Copy every line of the records below where the word "magnésien" occurs.
======== Data excerpts ========
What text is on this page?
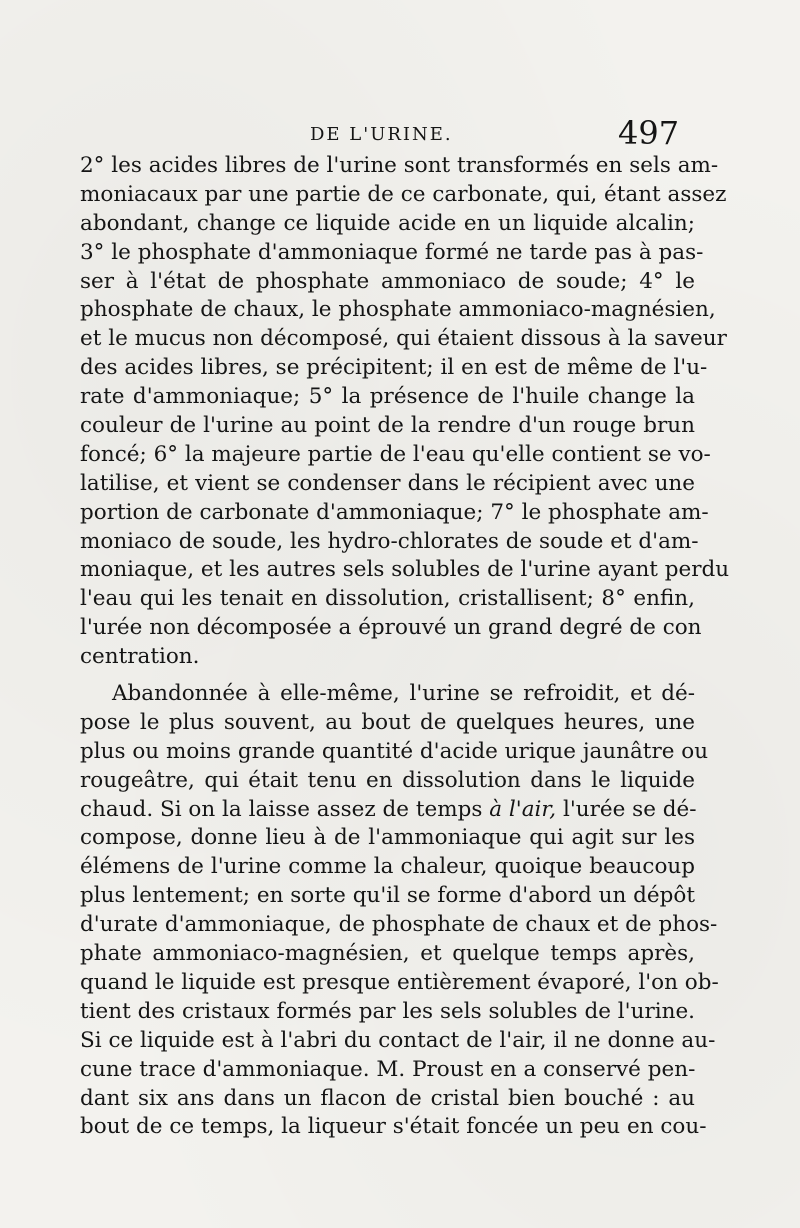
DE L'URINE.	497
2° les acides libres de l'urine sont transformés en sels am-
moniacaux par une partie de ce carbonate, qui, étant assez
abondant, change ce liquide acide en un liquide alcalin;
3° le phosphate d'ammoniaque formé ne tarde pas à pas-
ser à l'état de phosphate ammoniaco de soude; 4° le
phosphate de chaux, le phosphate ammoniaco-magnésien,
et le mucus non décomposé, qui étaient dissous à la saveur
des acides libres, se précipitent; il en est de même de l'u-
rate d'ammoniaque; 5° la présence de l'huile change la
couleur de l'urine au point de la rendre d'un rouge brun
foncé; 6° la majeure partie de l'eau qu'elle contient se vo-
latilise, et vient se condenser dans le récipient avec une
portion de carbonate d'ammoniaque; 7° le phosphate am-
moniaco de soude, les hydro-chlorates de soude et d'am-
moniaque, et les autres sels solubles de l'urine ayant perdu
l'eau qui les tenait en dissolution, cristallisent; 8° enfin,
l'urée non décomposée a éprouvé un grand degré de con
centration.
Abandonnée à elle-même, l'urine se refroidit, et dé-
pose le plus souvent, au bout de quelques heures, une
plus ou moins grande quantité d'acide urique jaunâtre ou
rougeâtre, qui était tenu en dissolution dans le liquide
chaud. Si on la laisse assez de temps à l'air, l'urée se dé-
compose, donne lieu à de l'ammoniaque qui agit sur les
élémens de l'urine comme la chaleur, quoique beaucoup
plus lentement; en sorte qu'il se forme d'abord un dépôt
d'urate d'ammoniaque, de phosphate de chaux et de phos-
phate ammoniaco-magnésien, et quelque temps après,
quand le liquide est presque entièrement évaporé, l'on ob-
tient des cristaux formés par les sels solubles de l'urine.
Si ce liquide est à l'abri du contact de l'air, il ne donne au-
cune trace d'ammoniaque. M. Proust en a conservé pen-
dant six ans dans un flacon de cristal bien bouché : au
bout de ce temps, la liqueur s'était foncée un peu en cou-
========
### Completed task
phosphate de chaux, le phosphate ammoniaco-magnésien,
phate ammoniaco-magnésien, et quelque temps après,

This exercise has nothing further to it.